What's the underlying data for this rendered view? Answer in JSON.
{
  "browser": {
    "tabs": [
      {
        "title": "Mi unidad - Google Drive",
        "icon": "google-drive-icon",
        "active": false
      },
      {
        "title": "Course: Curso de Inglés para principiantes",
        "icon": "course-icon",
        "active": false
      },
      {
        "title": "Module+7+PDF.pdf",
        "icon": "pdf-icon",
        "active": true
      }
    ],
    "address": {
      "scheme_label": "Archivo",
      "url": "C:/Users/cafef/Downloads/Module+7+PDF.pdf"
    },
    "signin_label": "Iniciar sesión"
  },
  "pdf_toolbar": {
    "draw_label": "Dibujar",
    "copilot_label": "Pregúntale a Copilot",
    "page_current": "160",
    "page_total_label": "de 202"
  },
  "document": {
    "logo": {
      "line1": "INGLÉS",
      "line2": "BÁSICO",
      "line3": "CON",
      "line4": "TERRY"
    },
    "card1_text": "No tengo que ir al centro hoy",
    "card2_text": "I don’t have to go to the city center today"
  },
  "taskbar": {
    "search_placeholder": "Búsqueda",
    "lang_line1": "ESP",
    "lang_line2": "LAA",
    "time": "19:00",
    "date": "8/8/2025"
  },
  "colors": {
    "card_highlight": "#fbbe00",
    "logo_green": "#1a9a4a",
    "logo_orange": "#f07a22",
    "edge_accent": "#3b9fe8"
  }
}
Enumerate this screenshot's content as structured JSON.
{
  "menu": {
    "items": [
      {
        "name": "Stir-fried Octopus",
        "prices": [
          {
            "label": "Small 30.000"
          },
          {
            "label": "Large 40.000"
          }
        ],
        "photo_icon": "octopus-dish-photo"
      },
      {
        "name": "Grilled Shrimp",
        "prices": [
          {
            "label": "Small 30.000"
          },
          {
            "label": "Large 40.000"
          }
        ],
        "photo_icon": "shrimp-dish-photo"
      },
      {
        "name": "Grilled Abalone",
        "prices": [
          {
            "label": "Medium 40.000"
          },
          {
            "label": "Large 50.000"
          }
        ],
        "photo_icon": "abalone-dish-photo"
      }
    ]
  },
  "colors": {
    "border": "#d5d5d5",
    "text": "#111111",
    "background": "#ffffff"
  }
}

════

◆ **WHAT IS EXPECTED**:
From the listing above, extract every line exactly as it stands.

◆ **OUTPUT**:
What's the underlying data for this rendered view? Answer in JSON.
{
  "browser": {
    "tabs": [
      {
        "title": "Mi unidad - Google Drive",
        "icon": "google-drive-icon",
        "active": false
      },
      {
        "title": "Course: Curso de Inglés para principiantes",
        "icon": "course-icon",
        "active": false
      },
      {
        "title": "Module+7+PDF.pdf",
        "icon": "pdf-icon",
        "active": true
      }
    ],
    "address": {
      "scheme_label": "Archivo",
      "url": "C:/Users/cafef/Downloads/Module+7+PDF.pdf"
    },
    "signin_label": "Iniciar sesión"
  },
  "pdf_toolbar": {
    "draw_label": "Dibujar",
    "copilot_label": "Pregúntale a Copilot",
    "page_current": "160",
    "page_total_label": "de 202"
  },
  "document": {
    "logo": {
      "line1": "INGLÉS",
      "line2": "BÁSICO",
      "line3": "CON",
      "line4": "TERRY"
    },
    "card1_text": "No tengo que ir al centro hoy",
    "card2_text": "I don’t have to go to the city center today"
  },
  "taskbar": {
    "search_placeholder": "Búsqueda",
    "lang_line1": "ESP",
    "lang_line2": "LAA",
    "time": "19:00",
    "date": "8/8/2025"
  },
  "colors": {
    "card_highlight": "#fbbe00",
    "logo_green": "#1a9a4a",
    "logo_orange": "#f07a22",
    "edge_accent": "#3b9fe8"
  }
}
Enumerate this screenshot's content as structured JSON.
{
  "menu": {
    "items": [
      {
        "name": "Stir-fried Octopus",
        "prices": [
          {
            "label": "Small 30.000"
          },
          {
            "label": "Large 40.000"
          }
        ],
        "photo_icon": "octopus-dish-photo"
      },
      {
        "name": "Grilled Shrimp",
        "prices": [
          {
            "label": "Small 30.000"
          },
          {
            "label": "Large 40.000"
          }
        ],
        "photo_icon": "shrimp-dish-photo"
      },
      {
        "name": "Grilled Abalone",
        "prices": [
          {
            "label": "Medium 40.000"
          },
          {
            "label": "Large 50.000"
          }
        ],
        "photo_icon": "abalone-dish-photo"
      }
    ]
  },
  "colors": {
    "border": "#d5d5d5",
    "text": "#111111",
    "background": "#ffffff"
  }
}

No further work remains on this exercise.